Directive —
Reproduce the material in full, exactly as written.

Provided records —

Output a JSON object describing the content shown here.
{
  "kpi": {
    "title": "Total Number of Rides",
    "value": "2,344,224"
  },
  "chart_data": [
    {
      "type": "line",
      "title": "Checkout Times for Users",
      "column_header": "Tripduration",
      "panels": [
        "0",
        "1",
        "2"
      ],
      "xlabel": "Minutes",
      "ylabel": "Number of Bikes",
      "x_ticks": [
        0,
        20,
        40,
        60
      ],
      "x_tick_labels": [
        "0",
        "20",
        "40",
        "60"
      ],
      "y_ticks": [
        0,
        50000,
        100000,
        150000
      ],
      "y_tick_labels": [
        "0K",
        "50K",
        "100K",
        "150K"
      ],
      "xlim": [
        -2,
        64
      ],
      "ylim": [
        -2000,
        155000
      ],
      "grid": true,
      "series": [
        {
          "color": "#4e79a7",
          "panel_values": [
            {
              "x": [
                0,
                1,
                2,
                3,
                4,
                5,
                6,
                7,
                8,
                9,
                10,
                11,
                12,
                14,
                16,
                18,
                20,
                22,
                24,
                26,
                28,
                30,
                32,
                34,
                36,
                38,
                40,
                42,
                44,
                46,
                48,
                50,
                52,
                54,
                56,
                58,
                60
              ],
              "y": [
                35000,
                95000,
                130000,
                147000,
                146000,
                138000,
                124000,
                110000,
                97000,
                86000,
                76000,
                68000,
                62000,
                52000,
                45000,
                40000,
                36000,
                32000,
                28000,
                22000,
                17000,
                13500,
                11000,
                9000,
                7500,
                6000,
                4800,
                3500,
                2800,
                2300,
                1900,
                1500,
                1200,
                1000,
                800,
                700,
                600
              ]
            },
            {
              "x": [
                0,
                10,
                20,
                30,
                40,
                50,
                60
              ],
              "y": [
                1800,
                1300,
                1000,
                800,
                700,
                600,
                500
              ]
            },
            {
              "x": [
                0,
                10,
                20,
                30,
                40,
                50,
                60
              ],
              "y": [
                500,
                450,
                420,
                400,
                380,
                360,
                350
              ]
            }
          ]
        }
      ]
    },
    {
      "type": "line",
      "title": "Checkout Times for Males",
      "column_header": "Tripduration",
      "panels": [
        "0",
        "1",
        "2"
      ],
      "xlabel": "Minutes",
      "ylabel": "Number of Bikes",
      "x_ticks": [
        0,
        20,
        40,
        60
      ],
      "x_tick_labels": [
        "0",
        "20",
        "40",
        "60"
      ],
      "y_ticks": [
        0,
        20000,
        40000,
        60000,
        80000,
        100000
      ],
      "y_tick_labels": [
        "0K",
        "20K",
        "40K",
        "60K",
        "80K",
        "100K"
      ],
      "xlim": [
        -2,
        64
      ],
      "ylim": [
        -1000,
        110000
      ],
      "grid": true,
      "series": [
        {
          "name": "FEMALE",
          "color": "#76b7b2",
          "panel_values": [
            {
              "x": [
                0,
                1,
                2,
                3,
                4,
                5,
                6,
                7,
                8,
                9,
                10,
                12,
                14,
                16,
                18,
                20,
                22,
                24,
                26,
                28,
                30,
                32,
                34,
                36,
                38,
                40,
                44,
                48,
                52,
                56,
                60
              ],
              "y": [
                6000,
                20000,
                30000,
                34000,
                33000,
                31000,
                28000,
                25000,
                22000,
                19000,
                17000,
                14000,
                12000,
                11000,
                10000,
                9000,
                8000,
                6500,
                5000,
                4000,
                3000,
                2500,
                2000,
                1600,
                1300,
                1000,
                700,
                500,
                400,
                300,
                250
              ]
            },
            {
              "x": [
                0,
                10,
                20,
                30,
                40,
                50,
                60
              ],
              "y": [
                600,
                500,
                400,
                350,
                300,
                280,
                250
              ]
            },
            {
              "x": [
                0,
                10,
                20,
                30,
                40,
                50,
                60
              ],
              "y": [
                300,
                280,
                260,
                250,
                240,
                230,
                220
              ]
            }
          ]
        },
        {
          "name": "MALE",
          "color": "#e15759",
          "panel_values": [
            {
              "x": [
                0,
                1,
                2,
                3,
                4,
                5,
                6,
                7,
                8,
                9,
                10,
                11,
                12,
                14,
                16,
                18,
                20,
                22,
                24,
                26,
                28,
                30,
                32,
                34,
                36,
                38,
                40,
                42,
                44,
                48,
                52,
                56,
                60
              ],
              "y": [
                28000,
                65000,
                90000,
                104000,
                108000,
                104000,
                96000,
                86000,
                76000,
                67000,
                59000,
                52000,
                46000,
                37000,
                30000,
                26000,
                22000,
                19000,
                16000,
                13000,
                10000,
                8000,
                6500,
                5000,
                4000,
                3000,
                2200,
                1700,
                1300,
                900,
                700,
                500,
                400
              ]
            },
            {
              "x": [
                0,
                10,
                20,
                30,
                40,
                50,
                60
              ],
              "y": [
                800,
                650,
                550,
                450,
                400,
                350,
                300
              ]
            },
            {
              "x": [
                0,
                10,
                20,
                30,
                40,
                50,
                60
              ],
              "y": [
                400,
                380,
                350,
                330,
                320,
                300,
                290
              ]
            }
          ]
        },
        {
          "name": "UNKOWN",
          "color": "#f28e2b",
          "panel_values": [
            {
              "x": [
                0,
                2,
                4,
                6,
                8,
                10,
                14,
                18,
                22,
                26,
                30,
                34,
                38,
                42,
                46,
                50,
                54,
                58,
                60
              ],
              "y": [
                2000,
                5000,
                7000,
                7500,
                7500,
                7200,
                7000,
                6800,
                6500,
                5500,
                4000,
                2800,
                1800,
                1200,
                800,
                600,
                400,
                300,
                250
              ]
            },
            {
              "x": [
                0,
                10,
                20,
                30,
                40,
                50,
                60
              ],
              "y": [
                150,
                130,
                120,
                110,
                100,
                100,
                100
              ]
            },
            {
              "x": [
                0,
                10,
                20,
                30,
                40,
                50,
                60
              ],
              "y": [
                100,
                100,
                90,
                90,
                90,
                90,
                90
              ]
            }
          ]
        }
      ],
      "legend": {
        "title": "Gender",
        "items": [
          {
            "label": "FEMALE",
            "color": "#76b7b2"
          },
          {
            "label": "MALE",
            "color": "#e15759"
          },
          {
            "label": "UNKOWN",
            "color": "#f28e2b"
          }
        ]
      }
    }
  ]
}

Solution for this exercise —
Output a JSON object describing the content shown here.
{
  "kpi": {
    "title": "Total Number of Rides",
    "value": "2,344,224"
  },
  "chart_data": [
    {
      "type": "line",
      "title": "Checkout Times for Users",
      "column_header": "Tripduration",
      "panels": [
        "0",
        "1",
        "2"
      ],
      "xlabel": "Minutes",
      "ylabel": "Number of Bikes",
      "x_ticks": [
        0,
        20,
        40,
        60
      ],
      "x_tick_labels": [
        "0",
        "20",
        "40",
        "60"
      ],
      "y_ticks": [
        0,
        50000,
        100000,
        150000
      ],
      "y_tick_labels": [
        "0K",
        "50K",
        "100K",
        "150K"
      ],
      "xlim": [
        -2,
        64
      ],
      "ylim": [
        -2000,
        155000
      ],
      "grid": true,
      "series": [
        {
          "color": "#4e79a7",
          "panel_values": [
            {
              "x": [
                0,
                1,
                2,
                3,
                4,
                5,
                6,
                7,
                8,
                9,
                10,
                11,
                12,
                14,
                16,
                18,
                20,
                22,
                24,
                26,
                28,
                30,
                32,
                34,
                36,
                38,
                40,
                42,
                44,
                46,
                48,
                50,
                52,
                54,
                56,
                58,
                60
              ],
              "y": [
                35000,
                95000,
                130000,
                147000,
                146000,
                138000,
                124000,
                110000,
                97000,
                86000,
                76000,
                68000,
                62000,
                52000,
                45000,
                40000,
                36000,
                32000,
                28000,
                22000,
                17000,
                13500,
                11000,
                9000,
                7500,
                6000,
                4800,
                3500,
                2800,
                2300,
                1900,
                1500,
                1200,
                1000,
                800,
                700,
                600
              ]
            },
            {
              "x": [
                0,
                10,
                20,
                30,
                40,
                50,
                60
              ],
              "y": [
                1800,
                1300,
                1000,
                800,
                700,
                600,
                500
              ]
            },
            {
              "x": [
                0,
                10,
                20,
                30,
                40,
                50,
                60
              ],
              "y": [
                500,
                450,
                420,
                400,
                380,
                360,
                350
              ]
            }
          ]
        }
      ]
    },
    {
      "type": "line",
      "title": "Checkout Times for Males",
      "column_header": "Tripduration",
      "panels": [
        "0",
        "1",
        "2"
      ],
      "xlabel": "Minutes",
      "ylabel": "Number of Bikes",
      "x_ticks": [
        0,
        20,
        40,
        60
      ],
      "x_tick_labels": [
        "0",
        "20",
        "40",
        "60"
      ],
      "y_ticks": [
        0,
        20000,
        40000,
        60000,
        80000,
        100000
      ],
      "y_tick_labels": [
        "0K",
        "20K",
        "40K",
        "60K",
        "80K",
        "100K"
      ],
      "xlim": [
        -2,
        64
      ],
      "ylim": [
        -1000,
        110000
      ],
      "grid": true,
      "series": [
        {
          "name": "FEMALE",
          "color": "#76b7b2",
          "panel_values": [
            {
              "x": [
                0,
                1,
                2,
                3,
                4,
                5,
                6,
                7,
                8,
                9,
                10,
                12,
                14,
                16,
                18,
                20,
                22,
                24,
                26,
                28,
                30,
                32,
                34,
                36,
                38,
                40,
                44,
                48,
                52,
                56,
                60
              ],
              "y": [
                6000,
                20000,
                30000,
                34000,
                33000,
                31000,
                28000,
                25000,
                22000,
                19000,
                17000,
                14000,
                12000,
                11000,
                10000,
                9000,
                8000,
                6500,
                5000,
                4000,
                3000,
                2500,
                2000,
                1600,
                1300,
                1000,
                700,
                500,
                400,
                300,
                250
              ]
            },
            {
              "x": [
                0,
                10,
                20,
                30,
                40,
                50,
                60
              ],
              "y": [
                600,
                500,
                400,
                350,
                300,
                280,
                250
              ]
            },
            {
              "x": [
                0,
                10,
                20,
                30,
                40,
                50,
                60
              ],
              "y": [
                300,
                280,
                260,
                250,
                240,
                230,
                220
              ]
            }
          ]
        },
        {
          "name": "MALE",
          "color": "#e15759",
          "panel_values": [
            {
              "x": [
                0,
                1,
                2,
                3,
                4,
                5,
                6,
                7,
                8,
                9,
                10,
                11,
                12,
                14,
                16,
                18,
                20,
                22,
                24,
                26,
                28,
                30,
                32,
                34,
                36,
                38,
                40,
                42,
                44,
                48,
                52,
                56,
                60
              ],
              "y": [
                28000,
                65000,
                90000,
                104000,
                108000,
                104000,
                96000,
                86000,
                76000,
                67000,
                59000,
                52000,
                46000,
                37000,
                30000,
                26000,
                22000,
                19000,
                16000,
                13000,
                10000,
                8000,
                6500,
                5000,
                4000,
                3000,
                2200,
                1700,
                1300,
                900,
                700,
                500,
                400
              ]
            },
            {
              "x": [
                0,
                10,
                20,
                30,
                40,
                50,
                60
              ],
              "y": [
                800,
                650,
                550,
                450,
                400,
                350,
                300
              ]
            },
            {
              "x": [
                0,
                10,
                20,
                30,
                40,
                50,
                60
              ],
              "y": [
                400,
                380,
                350,
                330,
                320,
                300,
                290
              ]
            }
          ]
        },
        {
          "name": "UNKOWN",
          "color": "#f28e2b",
          "panel_values": [
            {
              "x": [
                0,
                2,
                4,
                6,
                8,
                10,
                14,
                18,
                22,
                26,
                30,
                34,
                38,
                42,
                46,
                50,
                54,
                58,
                60
              ],
              "y": [
                2000,
                5000,
                7000,
                7500,
                7500,
                7200,
                7000,
                6800,
                6500,
                5500,
                4000,
                2800,
                1800,
                1200,
                800,
                600,
                400,
                300,
                250
              ]
            },
            {
              "x": [
                0,
                10,
                20,
                30,
                40,
                50,
                60
              ],
              "y": [
                150,
                130,
                120,
                110,
                100,
                100,
                100
              ]
            },
            {
              "x": [
                0,
                10,
                20,
                30,
                40,
                50,
                60
              ],
              "y": [
                100,
                100,
                90,
                90,
                90,
                90,
                90
              ]
            }
          ]
        }
      ],
      "legend": {
        "title": "Gender",
        "items": [
          {
            "label": "FEMALE",
            "color": "#76b7b2"
          },
          {
            "label": "MALE",
            "color": "#e15759"
          },
          {
            "label": "UNKOWN",
            "color": "#f28e2b"
          }
        ]
      }
    }
  ]
}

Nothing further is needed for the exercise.